* [Aim of the exercise]:
Wherever "polskim" appears in a line, list that line.

§

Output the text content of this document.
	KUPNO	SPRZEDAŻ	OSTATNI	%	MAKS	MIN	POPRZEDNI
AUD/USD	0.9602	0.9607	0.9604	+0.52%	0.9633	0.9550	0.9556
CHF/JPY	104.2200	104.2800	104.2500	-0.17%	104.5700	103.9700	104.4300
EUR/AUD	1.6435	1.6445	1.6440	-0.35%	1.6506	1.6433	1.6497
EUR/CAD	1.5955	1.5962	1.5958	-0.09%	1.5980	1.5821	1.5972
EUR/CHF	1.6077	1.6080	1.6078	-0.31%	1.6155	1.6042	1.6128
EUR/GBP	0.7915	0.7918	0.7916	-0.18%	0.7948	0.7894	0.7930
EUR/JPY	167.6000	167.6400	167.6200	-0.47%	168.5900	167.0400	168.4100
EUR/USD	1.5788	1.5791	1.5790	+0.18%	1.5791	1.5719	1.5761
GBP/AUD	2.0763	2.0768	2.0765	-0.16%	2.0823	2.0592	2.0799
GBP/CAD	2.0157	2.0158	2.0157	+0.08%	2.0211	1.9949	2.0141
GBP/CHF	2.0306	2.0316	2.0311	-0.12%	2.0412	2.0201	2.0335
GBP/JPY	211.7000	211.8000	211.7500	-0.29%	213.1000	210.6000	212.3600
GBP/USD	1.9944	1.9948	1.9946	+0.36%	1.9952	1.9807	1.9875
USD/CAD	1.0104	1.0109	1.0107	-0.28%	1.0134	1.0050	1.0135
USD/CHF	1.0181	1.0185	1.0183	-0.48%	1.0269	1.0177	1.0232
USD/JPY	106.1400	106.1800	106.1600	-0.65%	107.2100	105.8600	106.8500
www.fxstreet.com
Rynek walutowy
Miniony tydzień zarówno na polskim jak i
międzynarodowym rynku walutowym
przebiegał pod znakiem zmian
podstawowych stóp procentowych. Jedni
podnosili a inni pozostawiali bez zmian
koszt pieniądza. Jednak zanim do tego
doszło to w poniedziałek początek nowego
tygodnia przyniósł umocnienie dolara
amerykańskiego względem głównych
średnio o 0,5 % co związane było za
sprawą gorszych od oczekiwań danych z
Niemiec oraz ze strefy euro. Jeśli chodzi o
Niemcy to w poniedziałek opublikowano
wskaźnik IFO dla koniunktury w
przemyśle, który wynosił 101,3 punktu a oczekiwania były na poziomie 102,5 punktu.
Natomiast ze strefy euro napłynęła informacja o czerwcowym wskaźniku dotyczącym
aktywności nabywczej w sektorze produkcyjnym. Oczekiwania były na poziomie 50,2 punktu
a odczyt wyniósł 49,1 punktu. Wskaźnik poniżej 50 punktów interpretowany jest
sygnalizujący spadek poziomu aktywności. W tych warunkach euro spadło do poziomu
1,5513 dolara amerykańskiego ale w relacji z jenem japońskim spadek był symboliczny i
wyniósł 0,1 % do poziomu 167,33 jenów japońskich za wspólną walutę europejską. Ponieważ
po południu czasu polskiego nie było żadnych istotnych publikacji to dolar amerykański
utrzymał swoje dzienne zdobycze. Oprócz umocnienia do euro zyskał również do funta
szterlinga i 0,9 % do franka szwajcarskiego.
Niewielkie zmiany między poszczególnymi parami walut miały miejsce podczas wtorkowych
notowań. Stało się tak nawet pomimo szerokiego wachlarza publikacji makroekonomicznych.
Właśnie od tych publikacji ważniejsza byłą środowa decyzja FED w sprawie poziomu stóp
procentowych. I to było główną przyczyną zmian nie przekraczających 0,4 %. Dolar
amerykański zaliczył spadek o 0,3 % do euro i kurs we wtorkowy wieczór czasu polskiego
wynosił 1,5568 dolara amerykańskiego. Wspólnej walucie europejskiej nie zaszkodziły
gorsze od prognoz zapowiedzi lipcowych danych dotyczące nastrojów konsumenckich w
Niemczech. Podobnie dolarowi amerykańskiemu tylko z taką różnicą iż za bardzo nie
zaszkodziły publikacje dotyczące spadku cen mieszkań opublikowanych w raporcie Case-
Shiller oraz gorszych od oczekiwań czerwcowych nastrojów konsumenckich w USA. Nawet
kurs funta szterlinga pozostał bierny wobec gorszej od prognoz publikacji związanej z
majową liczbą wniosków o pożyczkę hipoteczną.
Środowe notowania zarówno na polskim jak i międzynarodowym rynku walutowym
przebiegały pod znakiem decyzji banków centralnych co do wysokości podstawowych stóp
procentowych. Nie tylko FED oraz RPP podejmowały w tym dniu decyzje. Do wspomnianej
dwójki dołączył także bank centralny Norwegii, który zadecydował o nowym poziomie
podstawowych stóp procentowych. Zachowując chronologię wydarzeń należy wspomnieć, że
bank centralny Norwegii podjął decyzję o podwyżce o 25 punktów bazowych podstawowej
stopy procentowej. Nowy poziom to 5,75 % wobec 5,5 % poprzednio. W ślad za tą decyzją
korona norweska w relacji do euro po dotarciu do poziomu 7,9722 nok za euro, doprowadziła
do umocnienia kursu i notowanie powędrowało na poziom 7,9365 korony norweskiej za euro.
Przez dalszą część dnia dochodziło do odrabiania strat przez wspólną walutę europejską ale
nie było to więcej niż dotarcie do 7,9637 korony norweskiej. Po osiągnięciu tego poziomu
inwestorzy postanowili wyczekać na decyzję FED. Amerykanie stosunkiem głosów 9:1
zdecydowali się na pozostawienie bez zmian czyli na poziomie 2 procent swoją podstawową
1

§

* [Full solution]:
Miniony tydzień zarówno na polskim jak i
Środowe notowania zarówno na polskim jak i międzynarodowym rynku walutowym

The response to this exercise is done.